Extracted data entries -
-.-.-
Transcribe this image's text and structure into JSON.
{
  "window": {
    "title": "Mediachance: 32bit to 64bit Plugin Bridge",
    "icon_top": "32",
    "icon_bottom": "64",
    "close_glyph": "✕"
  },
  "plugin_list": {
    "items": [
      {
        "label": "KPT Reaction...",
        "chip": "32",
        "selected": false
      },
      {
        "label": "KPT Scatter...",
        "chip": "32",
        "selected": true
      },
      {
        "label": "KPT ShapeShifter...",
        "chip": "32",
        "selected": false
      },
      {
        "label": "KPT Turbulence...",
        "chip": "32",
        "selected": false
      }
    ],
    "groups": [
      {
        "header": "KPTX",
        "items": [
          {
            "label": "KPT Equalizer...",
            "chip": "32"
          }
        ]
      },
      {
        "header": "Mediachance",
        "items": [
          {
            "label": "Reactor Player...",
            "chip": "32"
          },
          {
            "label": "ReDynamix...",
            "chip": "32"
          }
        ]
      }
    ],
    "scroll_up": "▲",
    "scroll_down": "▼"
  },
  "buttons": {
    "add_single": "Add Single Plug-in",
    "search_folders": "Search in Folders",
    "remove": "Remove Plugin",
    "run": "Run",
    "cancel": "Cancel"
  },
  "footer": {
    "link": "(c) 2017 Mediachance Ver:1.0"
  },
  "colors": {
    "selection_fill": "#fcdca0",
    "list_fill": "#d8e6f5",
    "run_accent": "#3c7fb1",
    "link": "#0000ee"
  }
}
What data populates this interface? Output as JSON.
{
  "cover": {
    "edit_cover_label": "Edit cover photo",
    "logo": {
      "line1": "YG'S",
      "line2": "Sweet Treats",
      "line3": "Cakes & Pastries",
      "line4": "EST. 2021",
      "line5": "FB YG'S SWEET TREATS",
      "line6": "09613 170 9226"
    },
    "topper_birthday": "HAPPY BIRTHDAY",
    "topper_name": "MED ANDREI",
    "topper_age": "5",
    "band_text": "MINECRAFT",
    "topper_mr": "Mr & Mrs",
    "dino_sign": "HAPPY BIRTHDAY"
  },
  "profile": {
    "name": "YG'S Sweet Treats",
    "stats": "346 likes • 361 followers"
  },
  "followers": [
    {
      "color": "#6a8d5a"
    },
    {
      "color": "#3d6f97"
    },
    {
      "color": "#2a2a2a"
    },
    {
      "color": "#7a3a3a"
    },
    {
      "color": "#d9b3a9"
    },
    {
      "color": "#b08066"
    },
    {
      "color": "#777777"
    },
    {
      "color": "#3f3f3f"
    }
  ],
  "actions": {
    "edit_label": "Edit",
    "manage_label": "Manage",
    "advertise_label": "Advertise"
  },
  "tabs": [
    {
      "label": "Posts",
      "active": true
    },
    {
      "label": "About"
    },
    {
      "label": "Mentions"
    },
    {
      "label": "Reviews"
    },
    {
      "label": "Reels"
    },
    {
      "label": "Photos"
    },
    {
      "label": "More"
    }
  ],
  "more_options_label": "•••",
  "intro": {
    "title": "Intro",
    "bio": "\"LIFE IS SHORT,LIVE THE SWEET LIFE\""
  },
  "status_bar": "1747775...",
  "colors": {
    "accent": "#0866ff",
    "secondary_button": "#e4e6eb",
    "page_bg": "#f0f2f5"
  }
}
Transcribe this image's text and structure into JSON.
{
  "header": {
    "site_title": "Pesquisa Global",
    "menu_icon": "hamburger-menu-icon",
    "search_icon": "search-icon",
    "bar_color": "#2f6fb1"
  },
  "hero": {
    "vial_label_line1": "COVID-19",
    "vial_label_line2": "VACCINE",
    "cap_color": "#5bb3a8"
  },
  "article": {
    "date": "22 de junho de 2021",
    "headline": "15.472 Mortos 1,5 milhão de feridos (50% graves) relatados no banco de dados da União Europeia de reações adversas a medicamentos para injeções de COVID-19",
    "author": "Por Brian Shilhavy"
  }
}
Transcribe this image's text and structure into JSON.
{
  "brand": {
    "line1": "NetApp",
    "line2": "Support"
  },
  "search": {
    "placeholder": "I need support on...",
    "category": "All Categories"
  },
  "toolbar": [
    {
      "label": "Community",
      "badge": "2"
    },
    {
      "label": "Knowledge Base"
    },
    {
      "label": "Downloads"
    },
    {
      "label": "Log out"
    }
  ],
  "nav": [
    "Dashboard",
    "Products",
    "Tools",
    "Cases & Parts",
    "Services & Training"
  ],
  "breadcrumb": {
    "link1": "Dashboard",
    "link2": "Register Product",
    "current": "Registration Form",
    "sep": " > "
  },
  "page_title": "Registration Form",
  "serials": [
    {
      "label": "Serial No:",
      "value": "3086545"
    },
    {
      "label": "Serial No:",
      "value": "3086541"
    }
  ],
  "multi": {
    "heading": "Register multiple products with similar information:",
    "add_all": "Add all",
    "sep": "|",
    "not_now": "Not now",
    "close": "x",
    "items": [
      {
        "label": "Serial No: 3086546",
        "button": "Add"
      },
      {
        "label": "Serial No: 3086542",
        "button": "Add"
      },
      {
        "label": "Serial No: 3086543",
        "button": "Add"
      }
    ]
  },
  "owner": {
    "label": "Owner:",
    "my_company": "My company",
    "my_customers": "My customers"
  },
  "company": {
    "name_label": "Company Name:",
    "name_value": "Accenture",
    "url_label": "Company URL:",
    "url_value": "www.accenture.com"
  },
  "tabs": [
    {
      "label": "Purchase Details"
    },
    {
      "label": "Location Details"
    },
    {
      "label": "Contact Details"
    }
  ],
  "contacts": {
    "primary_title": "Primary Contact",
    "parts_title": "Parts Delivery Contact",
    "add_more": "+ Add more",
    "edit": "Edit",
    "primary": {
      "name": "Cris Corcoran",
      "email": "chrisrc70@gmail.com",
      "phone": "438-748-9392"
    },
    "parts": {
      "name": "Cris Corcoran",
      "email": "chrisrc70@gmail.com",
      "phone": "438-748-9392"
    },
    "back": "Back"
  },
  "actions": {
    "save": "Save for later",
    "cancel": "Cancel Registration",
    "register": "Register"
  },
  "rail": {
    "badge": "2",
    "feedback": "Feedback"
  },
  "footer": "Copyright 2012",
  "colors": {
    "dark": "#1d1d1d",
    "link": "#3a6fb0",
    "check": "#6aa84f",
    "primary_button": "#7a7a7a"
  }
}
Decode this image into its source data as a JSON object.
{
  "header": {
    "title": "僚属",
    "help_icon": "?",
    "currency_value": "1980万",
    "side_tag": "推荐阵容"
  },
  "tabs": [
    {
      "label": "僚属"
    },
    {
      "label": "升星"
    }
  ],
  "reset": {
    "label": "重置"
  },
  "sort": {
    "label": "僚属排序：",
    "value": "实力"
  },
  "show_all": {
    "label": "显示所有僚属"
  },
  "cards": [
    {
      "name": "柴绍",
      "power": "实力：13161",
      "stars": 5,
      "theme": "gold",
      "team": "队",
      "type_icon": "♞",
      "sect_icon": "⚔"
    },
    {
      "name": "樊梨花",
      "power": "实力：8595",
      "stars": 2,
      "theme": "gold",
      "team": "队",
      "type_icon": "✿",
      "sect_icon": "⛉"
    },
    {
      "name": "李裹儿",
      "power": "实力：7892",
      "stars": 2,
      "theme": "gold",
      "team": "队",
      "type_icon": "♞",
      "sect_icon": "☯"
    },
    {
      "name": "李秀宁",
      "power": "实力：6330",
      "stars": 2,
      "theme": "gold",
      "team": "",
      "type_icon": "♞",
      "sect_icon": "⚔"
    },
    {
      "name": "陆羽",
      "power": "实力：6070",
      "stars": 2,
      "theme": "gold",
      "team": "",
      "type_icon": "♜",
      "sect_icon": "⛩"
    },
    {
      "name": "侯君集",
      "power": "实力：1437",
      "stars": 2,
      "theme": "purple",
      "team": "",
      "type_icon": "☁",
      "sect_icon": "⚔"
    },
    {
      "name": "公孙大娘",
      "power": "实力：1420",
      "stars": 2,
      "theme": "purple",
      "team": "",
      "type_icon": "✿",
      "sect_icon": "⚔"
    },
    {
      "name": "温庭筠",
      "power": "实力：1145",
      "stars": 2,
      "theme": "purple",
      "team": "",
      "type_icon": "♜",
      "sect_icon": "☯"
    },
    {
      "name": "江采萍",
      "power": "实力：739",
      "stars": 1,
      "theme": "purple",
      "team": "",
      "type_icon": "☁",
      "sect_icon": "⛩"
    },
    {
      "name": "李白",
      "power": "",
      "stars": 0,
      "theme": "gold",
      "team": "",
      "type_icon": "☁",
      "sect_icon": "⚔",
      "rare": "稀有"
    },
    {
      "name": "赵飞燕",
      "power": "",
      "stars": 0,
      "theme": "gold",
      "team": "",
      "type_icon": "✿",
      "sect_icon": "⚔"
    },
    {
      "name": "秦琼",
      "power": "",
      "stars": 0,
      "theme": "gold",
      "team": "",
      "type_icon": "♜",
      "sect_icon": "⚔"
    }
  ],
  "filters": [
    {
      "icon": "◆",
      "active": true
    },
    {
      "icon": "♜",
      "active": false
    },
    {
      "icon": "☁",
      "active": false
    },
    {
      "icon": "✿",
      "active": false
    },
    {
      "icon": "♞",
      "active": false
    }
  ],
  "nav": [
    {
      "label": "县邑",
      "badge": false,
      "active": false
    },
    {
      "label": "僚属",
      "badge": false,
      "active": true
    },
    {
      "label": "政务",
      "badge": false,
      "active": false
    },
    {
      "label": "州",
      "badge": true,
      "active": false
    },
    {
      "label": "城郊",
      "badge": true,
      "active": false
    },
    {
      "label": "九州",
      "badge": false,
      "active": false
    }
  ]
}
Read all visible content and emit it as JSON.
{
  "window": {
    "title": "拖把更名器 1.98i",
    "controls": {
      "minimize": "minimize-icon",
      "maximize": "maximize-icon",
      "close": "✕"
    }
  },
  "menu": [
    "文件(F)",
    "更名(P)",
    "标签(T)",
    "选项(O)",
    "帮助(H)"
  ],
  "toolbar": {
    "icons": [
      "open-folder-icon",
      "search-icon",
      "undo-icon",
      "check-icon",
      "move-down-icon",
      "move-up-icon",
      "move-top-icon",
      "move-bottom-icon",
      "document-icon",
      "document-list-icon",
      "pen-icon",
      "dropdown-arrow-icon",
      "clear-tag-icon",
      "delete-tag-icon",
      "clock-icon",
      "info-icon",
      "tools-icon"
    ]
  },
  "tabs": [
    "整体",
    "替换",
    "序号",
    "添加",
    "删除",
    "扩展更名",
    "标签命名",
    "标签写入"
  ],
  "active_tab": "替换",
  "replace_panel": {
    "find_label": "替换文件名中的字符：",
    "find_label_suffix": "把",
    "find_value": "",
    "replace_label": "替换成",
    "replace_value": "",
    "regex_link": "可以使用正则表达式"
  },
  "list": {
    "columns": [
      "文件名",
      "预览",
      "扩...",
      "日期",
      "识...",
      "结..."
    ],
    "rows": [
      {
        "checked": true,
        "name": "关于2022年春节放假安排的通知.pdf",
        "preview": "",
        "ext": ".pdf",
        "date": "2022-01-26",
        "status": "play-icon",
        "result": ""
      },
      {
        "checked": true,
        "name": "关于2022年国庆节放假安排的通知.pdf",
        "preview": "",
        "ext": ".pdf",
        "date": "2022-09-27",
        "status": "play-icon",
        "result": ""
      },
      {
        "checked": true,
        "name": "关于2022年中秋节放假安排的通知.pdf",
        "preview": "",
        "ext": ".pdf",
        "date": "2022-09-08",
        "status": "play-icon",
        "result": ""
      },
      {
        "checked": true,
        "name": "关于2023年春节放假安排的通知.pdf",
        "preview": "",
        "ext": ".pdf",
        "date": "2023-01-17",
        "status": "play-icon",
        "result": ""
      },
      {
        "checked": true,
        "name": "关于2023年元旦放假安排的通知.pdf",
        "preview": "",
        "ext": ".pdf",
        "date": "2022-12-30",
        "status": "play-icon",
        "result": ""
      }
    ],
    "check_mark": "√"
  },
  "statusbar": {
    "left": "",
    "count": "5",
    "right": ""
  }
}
-.-.-
Directive - Which lines contain the word "cover"? Copy each of them.

Worked solution -
  "cover": {
    "edit_cover_label": "Edit cover photo",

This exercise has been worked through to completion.